- **PROVIDED RECORDS**:
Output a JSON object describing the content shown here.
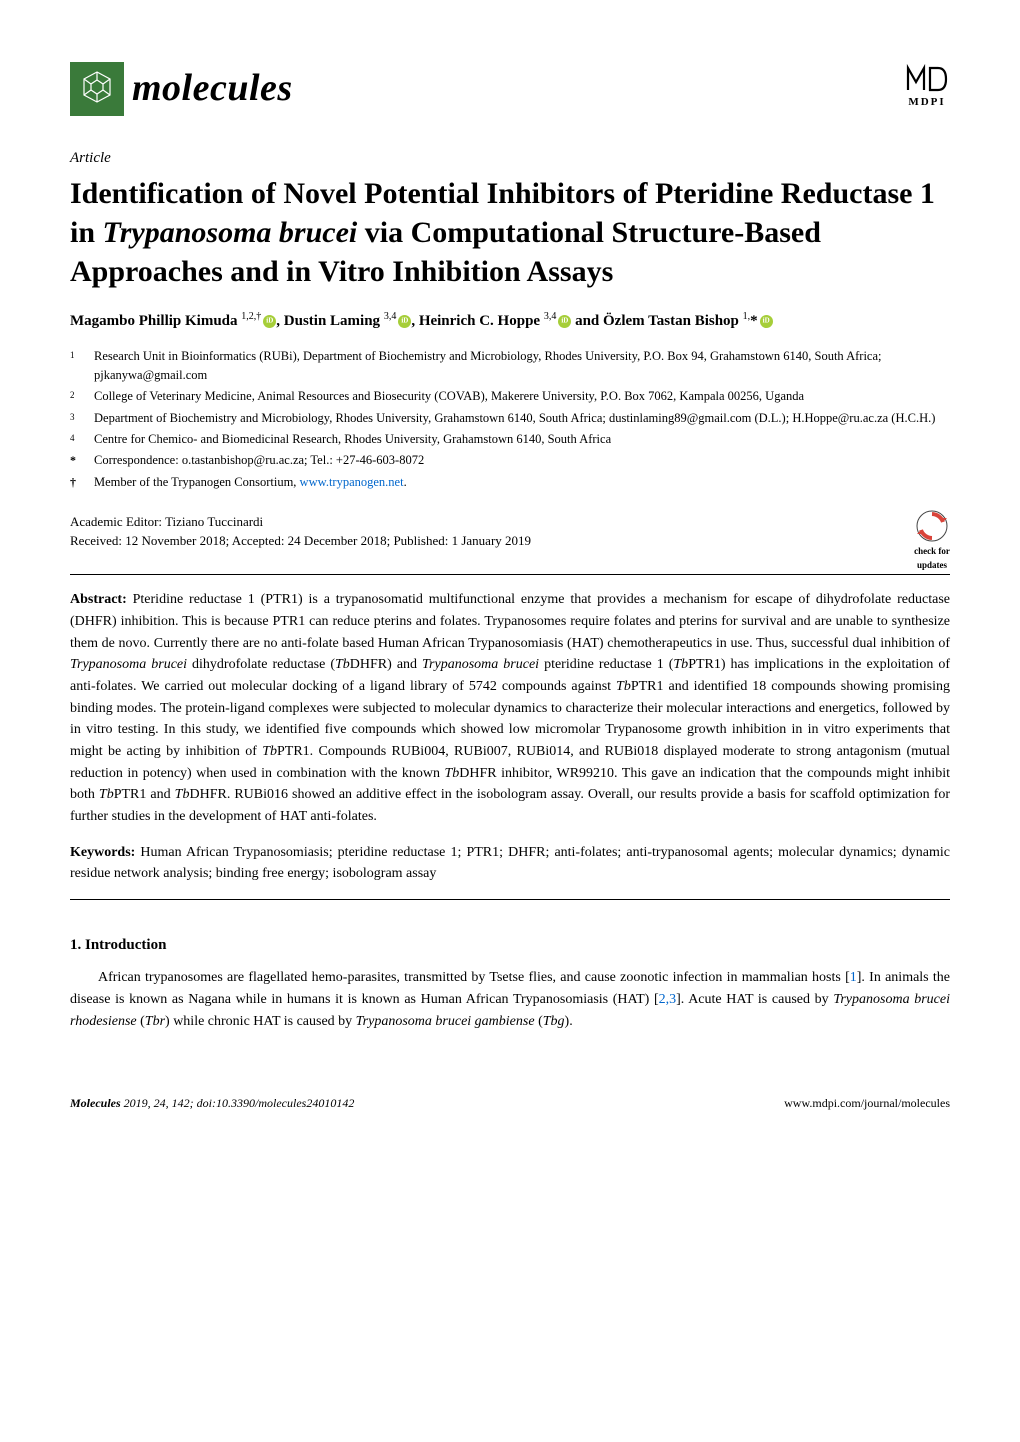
{
  "journal": {
    "name": "molecules",
    "logo_bg": "#3a7a3a",
    "logo_accent": "#ffffff"
  },
  "publisher": {
    "name": "MDPI"
  },
  "article_type": "Article",
  "title": "Identification of Novel Potential Inhibitors of Pteridine Reductase 1 in Trypanosoma brucei via Computational Structure-Based Approaches and in Vitro Inhibition Assays",
  "authors_html": "Magambo Phillip Kimuda <sup>1,2,†</sup><span class='orcid'></span>, Dustin Laming <sup>3,4</sup><span class='orcid'></span>, Heinrich C. Hoppe <sup>3,4</sup><span class='orcid'></span> and Özlem Tastan Bishop <sup>1,</sup>*<span class='orcid'></span>",
  "affiliations": [
    {
      "num": "1",
      "text": "Research Unit in Bioinformatics (RUBi), Department of Biochemistry and Microbiology, Rhodes University, P.O. Box 94, Grahamstown 6140, South Africa; pjkanywa@gmail.com"
    },
    {
      "num": "2",
      "text": "College of Veterinary Medicine, Animal Resources and Biosecurity (COVAB), Makerere University, P.O. Box 7062, Kampala 00256, Uganda"
    },
    {
      "num": "3",
      "text": "Department of Biochemistry and Microbiology, Rhodes University, Grahamstown 6140, South Africa; dustinlaming89@gmail.com (D.L.); H.Hoppe@ru.ac.za (H.C.H.)"
    },
    {
      "num": "4",
      "text": "Centre for Chemico- and Biomedicinal Research, Rhodes University, Grahamstown 6140, South Africa"
    }
  ],
  "correspondence": {
    "sym": "*",
    "text": "Correspondence: o.tastanbishop@ru.ac.za; Tel.: +27-46-603-8072"
  },
  "dagger_note": {
    "sym": "†",
    "text": "Member of the Trypanogen Consortium, ",
    "link_text": "www.trypanogen.net",
    "tail": "."
  },
  "editor": "Academic Editor: Tiziano Tuccinardi",
  "dates": "Received: 12 November 2018; Accepted: 24 December 2018; Published: 1 January 2019",
  "check_updates_label1": "check for",
  "check_updates_label2": "updates",
  "abstract_label": "Abstract:",
  "abstract_text": " Pteridine reductase 1 (PTR1) is a trypanosomatid multifunctional enzyme that provides a mechanism for escape of dihydrofolate reductase (DHFR) inhibition. This is because PTR1 can reduce pterins and folates. Trypanosomes require folates and pterins for survival and are unable to synthesize them de novo. Currently there are no anti-folate based Human African Trypanosomiasis (HAT) chemotherapeutics in use. Thus, successful dual inhibition of Trypanosoma brucei dihydrofolate reductase (TbDHFR) and Trypanosoma brucei pteridine reductase 1 (TbPTR1) has implications in the exploitation of anti-folates. We carried out molecular docking of a ligand library of 5742 compounds against TbPTR1 and identified 18 compounds showing promising binding modes. The protein-ligand complexes were subjected to molecular dynamics to characterize their molecular interactions and energetics, followed by in vitro testing. In this study, we identified five compounds which showed low micromolar Trypanosome growth inhibition in in vitro experiments that might be acting by inhibition of TbPTR1. Compounds RUBi004, RUBi007, RUBi014, and RUBi018 displayed moderate to strong antagonism (mutual reduction in potency) when used in combination with the known TbDHFR inhibitor, WR99210. This gave an indication that the compounds might inhibit both TbPTR1 and TbDHFR. RUBi016 showed an additive effect in the isobologram assay. Overall, our results provide a basis for scaffold optimization for further studies in the development of HAT anti-folates.",
  "keywords_label": "Keywords:",
  "keywords_text": " Human African Trypanosomiasis; pteridine reductase 1; PTR1; DHFR; anti-folates; anti-trypanosomal agents; molecular dynamics; dynamic residue network analysis; binding free energy; isobologram assay",
  "section1_heading": "1. Introduction",
  "body_paragraph": "African trypanosomes are flagellated hemo-parasites, transmitted by Tsetse flies, and cause zoonotic infection in mammalian hosts [1]. In animals the disease is known as Nagana while in humans it is known as Human African Trypanosomiasis (HAT) [2,3]. Acute HAT is caused by Trypanosoma brucei rhodesiense (Tbr) while chronic HAT is caused by Trypanosoma brucei gambiense (Tbg).",
  "footer": {
    "left_journal": "Molecules ",
    "left_year_vol": "2019, 24, 142; doi:10.3390/molecules24010142",
    "right": "www.mdpi.com/journal/molecules"
  },
  "colors": {
    "text": "#000000",
    "link": "#0066cc",
    "orcid": "#A6CE39",
    "check_arrow": "#d9443a",
    "check_circle": "#444444"
  }
}
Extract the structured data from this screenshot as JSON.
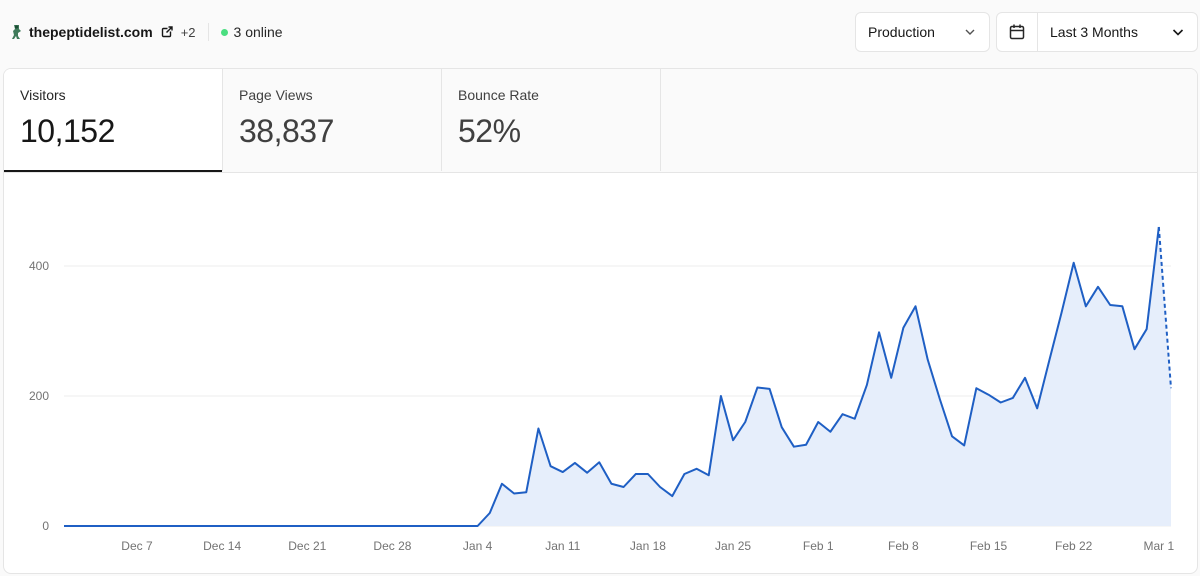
{
  "site": {
    "domain": "thepeptidelist.com",
    "extra_count": "+2",
    "online": "3 online"
  },
  "filters": {
    "environment": "Production",
    "range": "Last 3 Months"
  },
  "metrics": [
    {
      "label": "Visitors",
      "value": "10,152",
      "active": true
    },
    {
      "label": "Page Views",
      "value": "38,837",
      "active": false
    },
    {
      "label": "Bounce Rate",
      "value": "52%",
      "active": false
    }
  ],
  "colors": {
    "line": "#1f5fc4",
    "fill": "#e6eefb",
    "online_dot": "#4ade80"
  },
  "chart_data": {
    "type": "area",
    "title": "",
    "xlabel": "",
    "ylabel": "",
    "ylim": [
      0,
      480
    ],
    "y_ticks": [
      0,
      200,
      400
    ],
    "x_tick_labels": [
      "Dec 7",
      "Dec 14",
      "Dec 21",
      "Dec 28",
      "Jan 4",
      "Jan 11",
      "Jan 18",
      "Jan 25",
      "Feb 1",
      "Feb 8",
      "Feb 15",
      "Feb 22",
      "Mar 1"
    ],
    "grid": true,
    "last_point_dashed": true,
    "series": [
      {
        "start": "Dec 1",
        "values": [
          0,
          0,
          0,
          0,
          0,
          0,
          0,
          0,
          0,
          0,
          0,
          0,
          0,
          0,
          0,
          0,
          0,
          0,
          0,
          0,
          0,
          0,
          0,
          0,
          0,
          0,
          0,
          0,
          0,
          0,
          0,
          0,
          0,
          0,
          0,
          20,
          65,
          50,
          52,
          150,
          92,
          83,
          97,
          82,
          98,
          65,
          60,
          80,
          80,
          60,
          46,
          80,
          88,
          78,
          200,
          132,
          160,
          213,
          211,
          152,
          122,
          125,
          160,
          145,
          172,
          165,
          217,
          298,
          228,
          305,
          338,
          256,
          195,
          138,
          124,
          212,
          202,
          190,
          197,
          228,
          181,
          255,
          328,
          405,
          338,
          368,
          340,
          338,
          272,
          303,
          460,
          212
        ]
      }
    ]
  }
}
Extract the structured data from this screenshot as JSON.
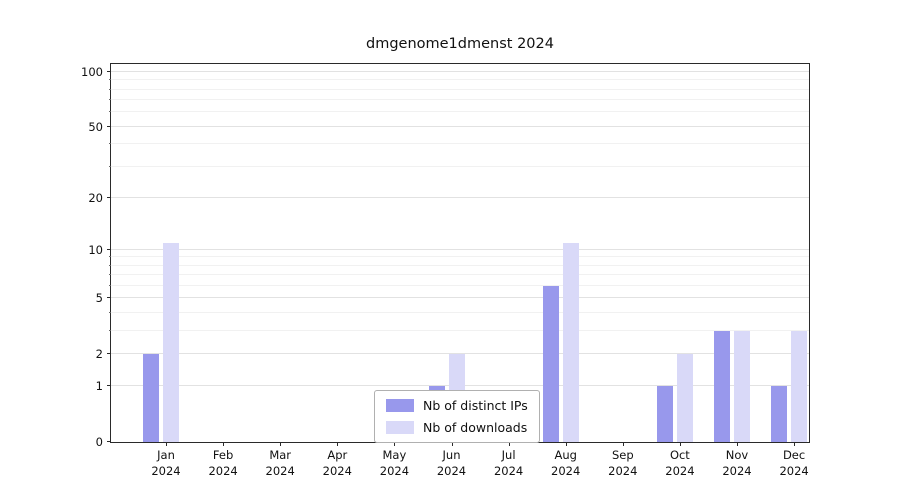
{
  "chart_data": {
    "type": "bar",
    "title": "dmgenome1dmenst 2024",
    "categories": [
      "Jan",
      "Feb",
      "Mar",
      "Apr",
      "May",
      "Jun",
      "Jul",
      "Aug",
      "Sep",
      "Oct",
      "Nov",
      "Dec"
    ],
    "year": "2024",
    "series": [
      {
        "name": "Nb of distinct IPs",
        "color": "#9898ec",
        "values": [
          2,
          0,
          0,
          0,
          0,
          1,
          0,
          6,
          0,
          1,
          3,
          1
        ]
      },
      {
        "name": "Nb of downloads",
        "color": "#d9d9f8",
        "values": [
          11,
          0,
          0,
          0,
          0,
          2,
          0,
          11,
          0,
          2,
          3,
          3
        ]
      }
    ],
    "yscale": "log10(1+x)",
    "yticks": [
      0,
      1,
      2,
      5,
      10,
      20,
      50,
      100
    ],
    "minor_yticks": [
      3,
      4,
      6,
      7,
      8,
      9,
      30,
      40,
      60,
      70,
      80,
      90
    ],
    "ylim": [
      0,
      110
    ],
    "grid": "horizontal",
    "legend_position": "lower center"
  }
}
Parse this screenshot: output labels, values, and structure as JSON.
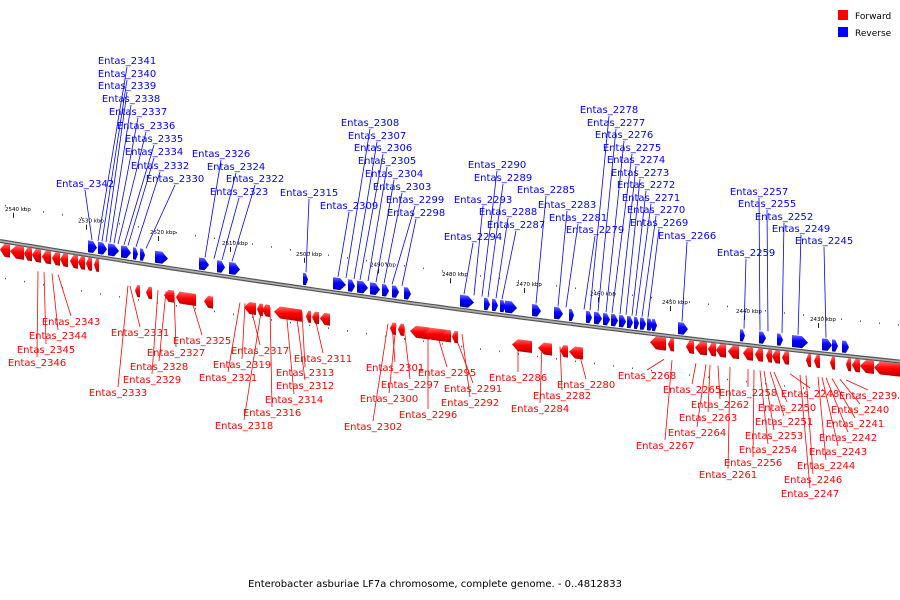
{
  "legend": [
    {
      "label": "Forward",
      "color": "#ff0000"
    },
    {
      "label": "Reverse",
      "color": "#0000ff"
    }
  ],
  "caption": "Enterobacter asburiae LF7a chromosome, complete genome. - 0..4812833",
  "colors": {
    "forward": "#ff0000",
    "reverse": "#0000ff",
    "backbone": "#888888"
  },
  "ticks": [
    "2540 kbp",
    "2530 kbp",
    "2520 kbp",
    "2510 kbp",
    "2500 kbp",
    "2490 kbp",
    "2480 kbp",
    "2470 kbp",
    "2460 kbp",
    "2450 kbp",
    "2440 kbp",
    "2430 kbp"
  ],
  "reverse_genes": [
    "Entas_2342",
    "Entas_2341",
    "Entas_2340",
    "Entas_2339",
    "Entas_2338",
    "Entas_2337",
    "Entas_2336",
    "Entas_2335",
    "Entas_2334",
    "Entas_2332",
    "Entas_2330",
    "Entas_2326",
    "Entas_2324",
    "Entas_2322",
    "Entas_2323",
    "Entas_2315",
    "Entas_2309",
    "Entas_2308",
    "Entas_2307",
    "Entas_2306",
    "Entas_2305",
    "Entas_2304",
    "Entas_2303",
    "Entas_2299",
    "Entas_2298",
    "Entas_2294",
    "Entas_2293",
    "Entas_2290",
    "Entas_2289",
    "Entas_2288",
    "Entas_2287",
    "Entas_2285",
    "Entas_2283",
    "Entas_2281",
    "Entas_2279",
    "Entas_2278",
    "Entas_2277",
    "Entas_2276",
    "Entas_2275",
    "Entas_2274",
    "Entas_2273",
    "Entas_2272",
    "Entas_2271",
    "Entas_2270",
    "Entas_2269",
    "Entas_2266",
    "Entas_2259",
    "Entas_2257",
    "Entas_2255",
    "Entas_2252",
    "Entas_2249",
    "Entas_2245"
  ],
  "forward_genes": [
    "Entas_2343",
    "Entas_2344",
    "Entas_2345",
    "Entas_2346",
    "Entas_2331",
    "Entas_2333",
    "Entas_2325",
    "Entas_2327",
    "Entas_2328",
    "Entas_2329",
    "Entas_2317",
    "Entas_2319",
    "Entas_2321",
    "Entas_2318",
    "Entas_2316",
    "Entas_2314",
    "Entas_2313",
    "Entas_2312",
    "Entas_2311",
    "Entas_2301",
    "Entas_2297",
    "Entas_2300",
    "Entas_2302",
    "Entas_2296",
    "Entas_2295",
    "Entas_2291",
    "Entas_2292",
    "Entas_2286",
    "Entas_2284",
    "Entas_2282",
    "Entas_2280",
    "Entas_2268",
    "Entas_2267",
    "Entas_2265",
    "Entas_2264",
    "Entas_2263",
    "Entas_2262",
    "Entas_2261",
    "Entas_2258",
    "Entas_2256",
    "Entas_2254",
    "Entas_2253",
    "Entas_2251",
    "Entas_2250",
    "Entas_2248",
    "Entas_2247",
    "Entas_2246",
    "Entas_2244",
    "Entas_2243",
    "Entas_2242",
    "Entas_2241",
    "Entas_2240",
    "Entas_2239"
  ]
}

- **WHAT TO WORK ON**:
Scan the material above for lines that contain the string "University", and copy each such line.

- **RESPONSE BOX**:
      "text": "Research Unit in Bioinformatics (RUBi), Department of Biochemistry and Microbiology, Rhodes University, P.O. Box 94, Grahamstown 6140, South Africa; pjkanywa@gmail.com"
      "text": "College of Veterinary Medicine, Animal Resources and Biosecurity (COVAB), Makerere University, P.O. Box 7062, Kampala 00256, Uganda"
      "text": "Department of Biochemistry and Microbiology, Rhodes University, Grahamstown 6140, South Africa; dustinlaming89@gmail.com (D.L.); H.Hoppe@ru.ac.za (H.C.H.)"
      "text": "Centre for Chemico- and Biomedicinal Research, Rhodes University, Grahamstown 6140, South Africa"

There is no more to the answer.